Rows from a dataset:
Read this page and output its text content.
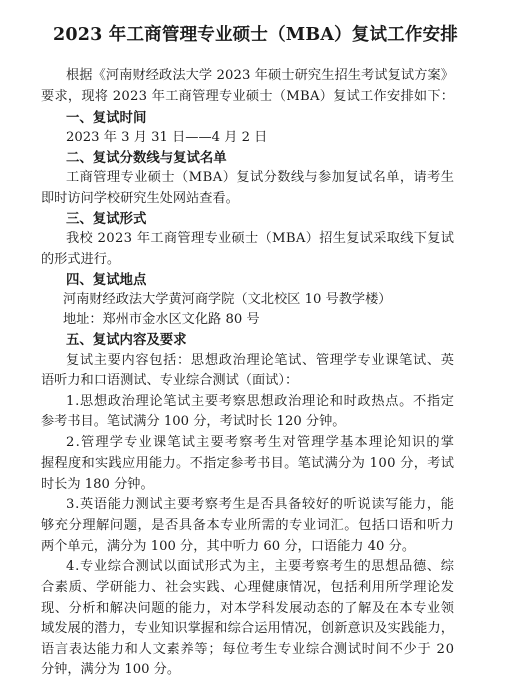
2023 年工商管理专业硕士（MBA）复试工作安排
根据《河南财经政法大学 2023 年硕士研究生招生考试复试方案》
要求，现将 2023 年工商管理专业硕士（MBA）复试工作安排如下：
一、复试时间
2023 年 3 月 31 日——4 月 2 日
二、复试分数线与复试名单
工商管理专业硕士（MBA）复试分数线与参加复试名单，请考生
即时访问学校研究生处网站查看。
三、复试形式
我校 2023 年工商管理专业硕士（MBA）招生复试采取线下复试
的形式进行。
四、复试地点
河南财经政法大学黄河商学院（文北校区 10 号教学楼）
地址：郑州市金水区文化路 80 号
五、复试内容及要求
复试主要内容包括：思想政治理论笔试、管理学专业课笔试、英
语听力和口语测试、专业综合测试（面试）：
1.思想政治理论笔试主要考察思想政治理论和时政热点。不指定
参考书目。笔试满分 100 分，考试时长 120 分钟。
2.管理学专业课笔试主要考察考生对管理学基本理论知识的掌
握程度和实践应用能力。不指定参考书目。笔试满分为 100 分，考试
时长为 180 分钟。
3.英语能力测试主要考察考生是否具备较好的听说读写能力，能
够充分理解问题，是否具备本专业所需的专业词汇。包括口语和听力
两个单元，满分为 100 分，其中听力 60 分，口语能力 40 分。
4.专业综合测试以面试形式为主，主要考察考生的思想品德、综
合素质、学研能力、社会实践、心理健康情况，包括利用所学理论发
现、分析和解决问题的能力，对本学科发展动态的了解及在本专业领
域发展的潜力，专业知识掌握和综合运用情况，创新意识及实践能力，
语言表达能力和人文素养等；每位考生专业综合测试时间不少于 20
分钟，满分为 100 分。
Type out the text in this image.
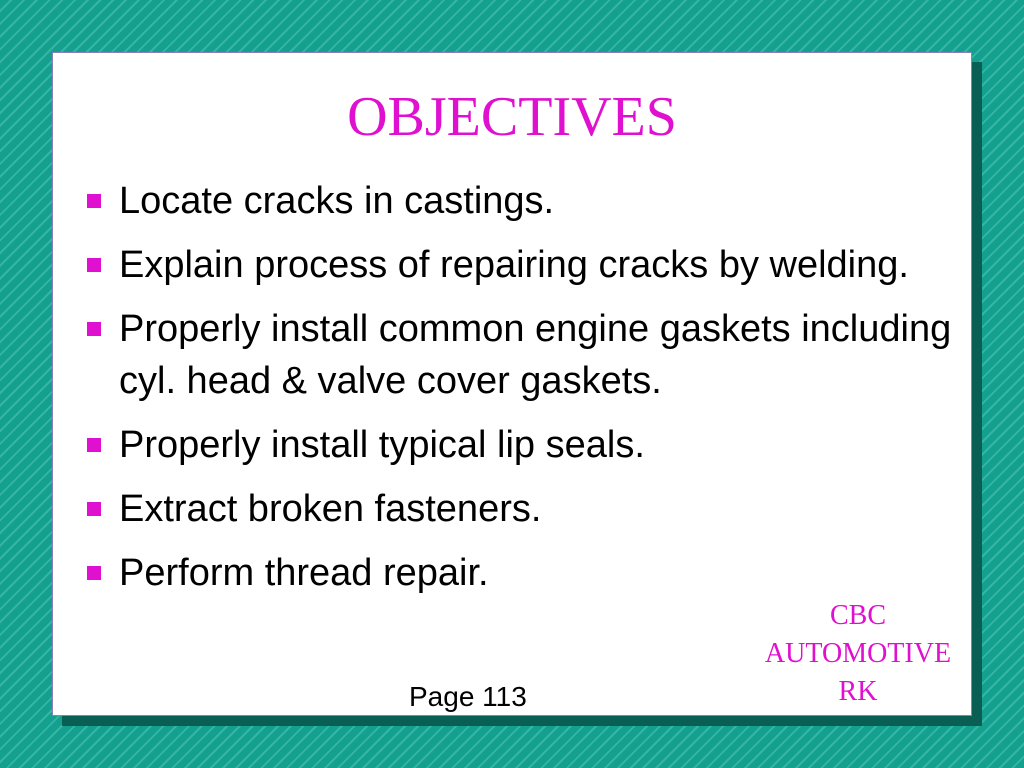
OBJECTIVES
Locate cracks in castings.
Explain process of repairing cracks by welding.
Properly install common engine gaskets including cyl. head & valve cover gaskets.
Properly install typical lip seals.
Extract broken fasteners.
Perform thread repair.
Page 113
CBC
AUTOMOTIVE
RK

**WHAT TO DO**
From the listing above, collect every line that mentions the word "this".

**WRITTEN RESPONSE**
Read this page and output its text content.
Type out the text in this image.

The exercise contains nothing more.